*Task inputs*:
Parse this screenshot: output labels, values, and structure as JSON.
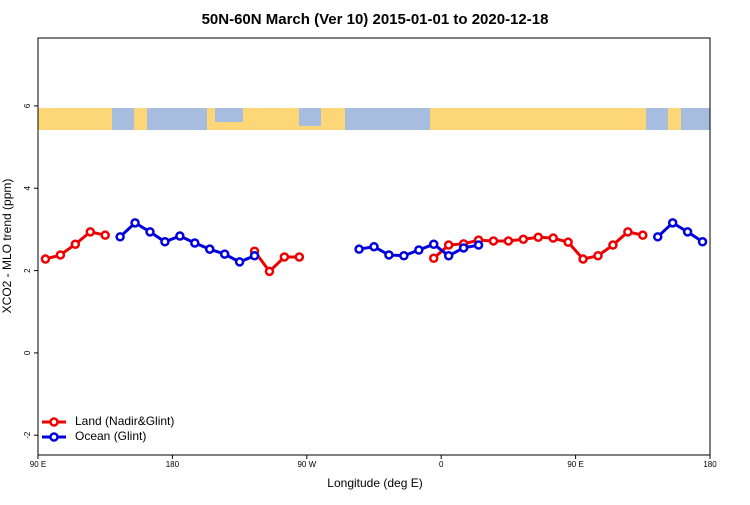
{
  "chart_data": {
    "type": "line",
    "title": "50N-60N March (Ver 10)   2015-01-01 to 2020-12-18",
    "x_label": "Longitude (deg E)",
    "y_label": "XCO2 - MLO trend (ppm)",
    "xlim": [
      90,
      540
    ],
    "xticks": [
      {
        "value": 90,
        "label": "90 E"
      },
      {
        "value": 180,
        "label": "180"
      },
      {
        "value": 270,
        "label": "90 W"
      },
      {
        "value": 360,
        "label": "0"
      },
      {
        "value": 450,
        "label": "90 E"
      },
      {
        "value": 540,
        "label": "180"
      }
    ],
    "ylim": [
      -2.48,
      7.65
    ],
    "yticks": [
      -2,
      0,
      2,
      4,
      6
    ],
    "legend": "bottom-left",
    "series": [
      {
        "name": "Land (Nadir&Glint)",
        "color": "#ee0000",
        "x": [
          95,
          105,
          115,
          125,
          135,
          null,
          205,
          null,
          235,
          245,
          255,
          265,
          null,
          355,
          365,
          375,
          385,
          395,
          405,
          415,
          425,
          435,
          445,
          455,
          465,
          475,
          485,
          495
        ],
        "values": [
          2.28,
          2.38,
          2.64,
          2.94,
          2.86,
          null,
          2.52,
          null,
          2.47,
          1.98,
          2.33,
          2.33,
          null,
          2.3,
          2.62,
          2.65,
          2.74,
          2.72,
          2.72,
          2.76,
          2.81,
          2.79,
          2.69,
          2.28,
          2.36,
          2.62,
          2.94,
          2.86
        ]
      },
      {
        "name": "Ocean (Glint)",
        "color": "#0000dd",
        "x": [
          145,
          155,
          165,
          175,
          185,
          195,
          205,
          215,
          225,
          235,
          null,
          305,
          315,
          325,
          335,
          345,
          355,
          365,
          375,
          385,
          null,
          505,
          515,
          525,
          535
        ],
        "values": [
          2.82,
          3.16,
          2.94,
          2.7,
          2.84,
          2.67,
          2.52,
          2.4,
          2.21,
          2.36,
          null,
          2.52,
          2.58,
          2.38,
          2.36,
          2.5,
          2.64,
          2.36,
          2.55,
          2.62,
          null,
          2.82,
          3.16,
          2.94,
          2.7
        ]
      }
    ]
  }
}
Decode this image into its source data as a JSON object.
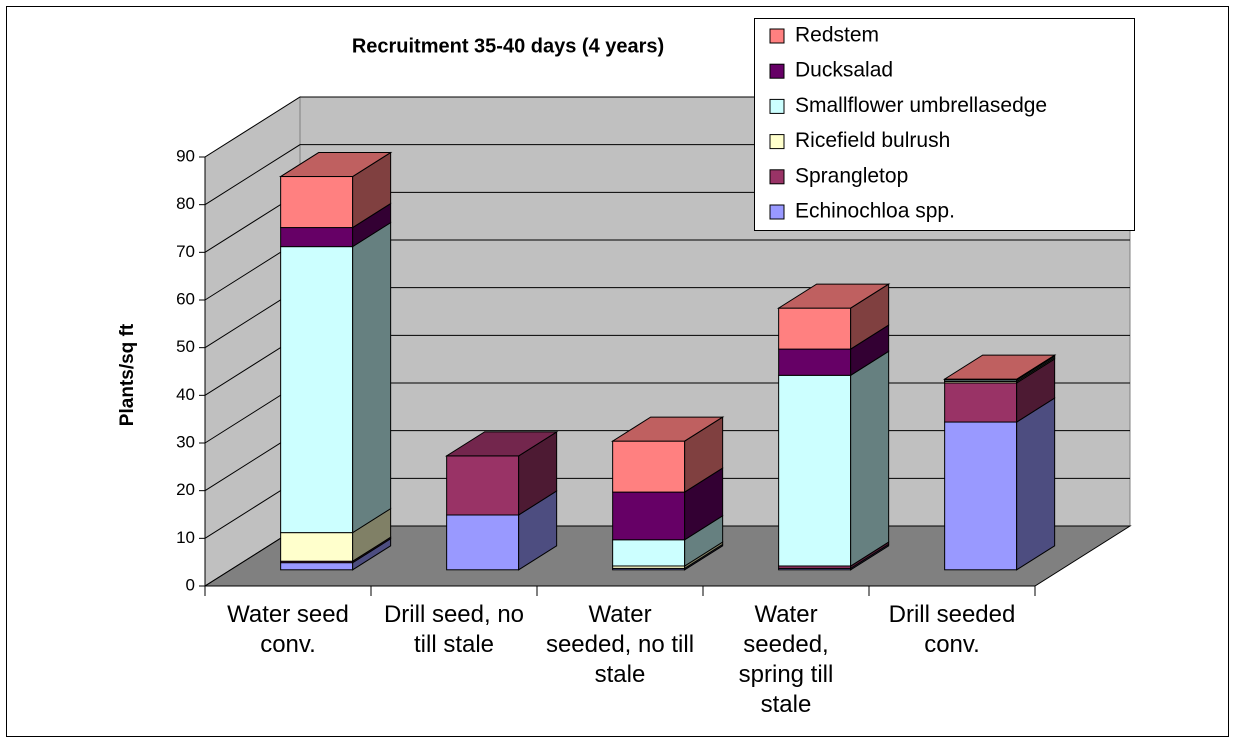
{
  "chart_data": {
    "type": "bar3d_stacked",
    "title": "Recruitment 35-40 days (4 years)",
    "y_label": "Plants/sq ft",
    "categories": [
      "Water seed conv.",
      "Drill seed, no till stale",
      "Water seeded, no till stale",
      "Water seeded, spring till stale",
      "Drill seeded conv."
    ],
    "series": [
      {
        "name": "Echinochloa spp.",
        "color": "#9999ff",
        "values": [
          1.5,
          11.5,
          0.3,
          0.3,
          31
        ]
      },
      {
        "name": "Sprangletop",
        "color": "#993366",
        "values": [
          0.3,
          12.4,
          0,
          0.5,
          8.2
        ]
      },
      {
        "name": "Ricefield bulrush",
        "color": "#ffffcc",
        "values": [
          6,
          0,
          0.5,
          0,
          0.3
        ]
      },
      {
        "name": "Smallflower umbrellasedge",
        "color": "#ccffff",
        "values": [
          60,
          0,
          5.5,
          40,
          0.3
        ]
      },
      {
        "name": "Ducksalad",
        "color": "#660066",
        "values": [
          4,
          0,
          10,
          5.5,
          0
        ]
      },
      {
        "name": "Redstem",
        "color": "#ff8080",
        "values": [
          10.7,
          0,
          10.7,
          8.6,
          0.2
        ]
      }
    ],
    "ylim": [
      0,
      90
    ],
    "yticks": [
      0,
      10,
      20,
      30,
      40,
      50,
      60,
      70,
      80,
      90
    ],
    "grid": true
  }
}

*Problem description*: Reproduce the whole listing above word for word, but not its pictures.

*Solution to this exercise*:
Parse this screenshot: output labels, values, and structure as JSON.
{
  "chart_data": {
    "type": "line",
    "title": "50N-60N March (Ver 10)   2015-01-01 to 2020-12-18",
    "x_label": "Longitude (deg E)",
    "y_label": "XCO2 - MLO trend (ppm)",
    "xlim": [
      90,
      540
    ],
    "xticks": [
      {
        "value": 90,
        "label": "90 E"
      },
      {
        "value": 180,
        "label": "180"
      },
      {
        "value": 270,
        "label": "90 W"
      },
      {
        "value": 360,
        "label": "0"
      },
      {
        "value": 450,
        "label": "90 E"
      },
      {
        "value": 540,
        "label": "180"
      }
    ],
    "ylim": [
      -2.48,
      7.65
    ],
    "yticks": [
      -2,
      0,
      2,
      4,
      6
    ],
    "legend": "bottom-left",
    "series": [
      {
        "name": "Land (Nadir&Glint)",
        "color": "#ee0000",
        "x": [
          95,
          105,
          115,
          125,
          135,
          null,
          205,
          null,
          235,
          245,
          255,
          265,
          null,
          355,
          365,
          375,
          385,
          395,
          405,
          415,
          425,
          435,
          445,
          455,
          465,
          475,
          485,
          495
        ],
        "values": [
          2.28,
          2.38,
          2.64,
          2.94,
          2.86,
          null,
          2.52,
          null,
          2.47,
          1.98,
          2.33,
          2.33,
          null,
          2.3,
          2.62,
          2.65,
          2.74,
          2.72,
          2.72,
          2.76,
          2.81,
          2.79,
          2.69,
          2.28,
          2.36,
          2.62,
          2.94,
          2.86
        ]
      },
      {
        "name": "Ocean (Glint)",
        "color": "#0000dd",
        "x": [
          145,
          155,
          165,
          175,
          185,
          195,
          205,
          215,
          225,
          235,
          null,
          305,
          315,
          325,
          335,
          345,
          355,
          365,
          375,
          385,
          null,
          505,
          515,
          525,
          535
        ],
        "values": [
          2.82,
          3.16,
          2.94,
          2.7,
          2.84,
          2.67,
          2.52,
          2.4,
          2.21,
          2.36,
          null,
          2.52,
          2.58,
          2.38,
          2.36,
          2.5,
          2.64,
          2.36,
          2.55,
          2.62,
          null,
          2.82,
          3.16,
          2.94,
          2.7
        ]
      }
    ]
  }
}
Decode this image into its source data as a JSON object.
{
  "chart_data": {
    "type": "bar3d_stacked",
    "title": "Recruitment 35-40 days (4 years)",
    "y_label": "Plants/sq ft",
    "categories": [
      "Water seed conv.",
      "Drill seed, no till stale",
      "Water seeded, no till stale",
      "Water seeded, spring till stale",
      "Drill seeded conv."
    ],
    "series": [
      {
        "name": "Echinochloa spp.",
        "color": "#9999ff",
        "values": [
          1.5,
          11.5,
          0.3,
          0.3,
          31
        ]
      },
      {
        "name": "Sprangletop",
        "color": "#993366",
        "values": [
          0.3,
          12.4,
          0,
          0.5,
          8.2
        ]
      },
      {
        "name": "Ricefield bulrush",
        "color": "#ffffcc",
        "values": [
          6,
          0,
          0.5,
          0,
          0.3
        ]
      },
      {
        "name": "Smallflower umbrellasedge",
        "color": "#ccffff",
        "values": [
          60,
          0,
          5.5,
          40,
          0.3
        ]
      },
      {
        "name": "Ducksalad",
        "color": "#660066",
        "values": [
          4,
          0,
          10,
          5.5,
          0
        ]
      },
      {
        "name": "Redstem",
        "color": "#ff8080",
        "values": [
          10.7,
          0,
          10.7,
          8.6,
          0.2
        ]
      }
    ],
    "ylim": [
      0,
      90
    ],
    "yticks": [
      0,
      10,
      20,
      30,
      40,
      50,
      60,
      70,
      80,
      90
    ],
    "grid": true
  }
}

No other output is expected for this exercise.